(Saved entries)

------------------------------------

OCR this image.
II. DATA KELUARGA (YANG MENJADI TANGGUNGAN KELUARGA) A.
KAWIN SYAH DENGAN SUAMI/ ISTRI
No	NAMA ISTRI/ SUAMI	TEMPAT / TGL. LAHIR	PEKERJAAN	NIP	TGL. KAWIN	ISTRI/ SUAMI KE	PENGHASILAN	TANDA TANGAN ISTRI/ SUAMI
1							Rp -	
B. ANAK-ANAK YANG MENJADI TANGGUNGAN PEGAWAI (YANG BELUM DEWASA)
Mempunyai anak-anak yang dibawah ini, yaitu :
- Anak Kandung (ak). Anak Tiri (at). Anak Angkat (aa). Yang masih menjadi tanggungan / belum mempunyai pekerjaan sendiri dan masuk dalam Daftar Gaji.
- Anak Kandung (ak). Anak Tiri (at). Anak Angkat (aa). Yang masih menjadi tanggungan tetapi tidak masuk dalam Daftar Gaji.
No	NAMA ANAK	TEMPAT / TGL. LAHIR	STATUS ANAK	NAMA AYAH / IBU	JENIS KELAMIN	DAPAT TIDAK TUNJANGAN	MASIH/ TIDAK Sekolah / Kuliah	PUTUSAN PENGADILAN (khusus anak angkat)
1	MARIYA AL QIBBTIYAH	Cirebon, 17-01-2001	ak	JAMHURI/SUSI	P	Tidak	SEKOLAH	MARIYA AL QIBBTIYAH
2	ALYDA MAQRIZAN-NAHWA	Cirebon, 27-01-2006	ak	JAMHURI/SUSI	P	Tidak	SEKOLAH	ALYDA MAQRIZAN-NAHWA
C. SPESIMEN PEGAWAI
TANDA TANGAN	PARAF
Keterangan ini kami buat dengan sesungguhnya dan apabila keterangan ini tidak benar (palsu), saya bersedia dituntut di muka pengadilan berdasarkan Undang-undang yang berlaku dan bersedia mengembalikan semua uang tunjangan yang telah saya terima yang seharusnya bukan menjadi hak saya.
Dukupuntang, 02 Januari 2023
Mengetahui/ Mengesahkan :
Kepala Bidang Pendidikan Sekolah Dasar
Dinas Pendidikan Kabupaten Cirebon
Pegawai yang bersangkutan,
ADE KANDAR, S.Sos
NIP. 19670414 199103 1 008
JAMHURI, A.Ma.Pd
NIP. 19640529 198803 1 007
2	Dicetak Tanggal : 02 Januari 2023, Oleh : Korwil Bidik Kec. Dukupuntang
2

------------------------------------

Work instructions — Pull out all lines containing "NAMA".

Result of this exercise —
No	NAMA ISTRI/ SUAMI	TEMPAT / TGL. LAHIR	PEKERJAAN	NIP	TGL. KAWIN	ISTRI/ SUAMI KE	PENGHASILAN	TANDA TANGAN ISTRI/ SUAMI
No	NAMA ANAK	TEMPAT / TGL. LAHIR	STATUS ANAK	NAMA AYAH / IBU	JENIS KELAMIN	DAPAT TIDAK TUNJANGAN	MASIH/ TIDAK Sekolah / Kuliah	PUTUSAN PENGADILAN (khusus anak angkat)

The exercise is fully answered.